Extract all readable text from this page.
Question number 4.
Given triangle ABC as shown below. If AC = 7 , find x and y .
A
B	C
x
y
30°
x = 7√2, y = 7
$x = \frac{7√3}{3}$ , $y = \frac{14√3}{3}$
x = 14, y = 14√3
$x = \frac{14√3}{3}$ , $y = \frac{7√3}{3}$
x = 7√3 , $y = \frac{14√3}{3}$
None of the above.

» **YOUR TASK**: Retype the data exactly as given.

» **RESPONSE FOR THIS EXERCISE**:
Extract all readable text from this page.
Question number 4.
Given triangle ABC as shown below. If AC = 7 , find x and y .
A
B	C
x
y
30°
x = 7√2, y = 7
$x = \frac{7√3}{3}$ , $y = \frac{14√3}{3}$
x = 14, y = 14√3
$x = \frac{14√3}{3}$ , $y = \frac{7√3}{3}$
x = 7√3 , $y = \frac{14√3}{3}$
None of the above.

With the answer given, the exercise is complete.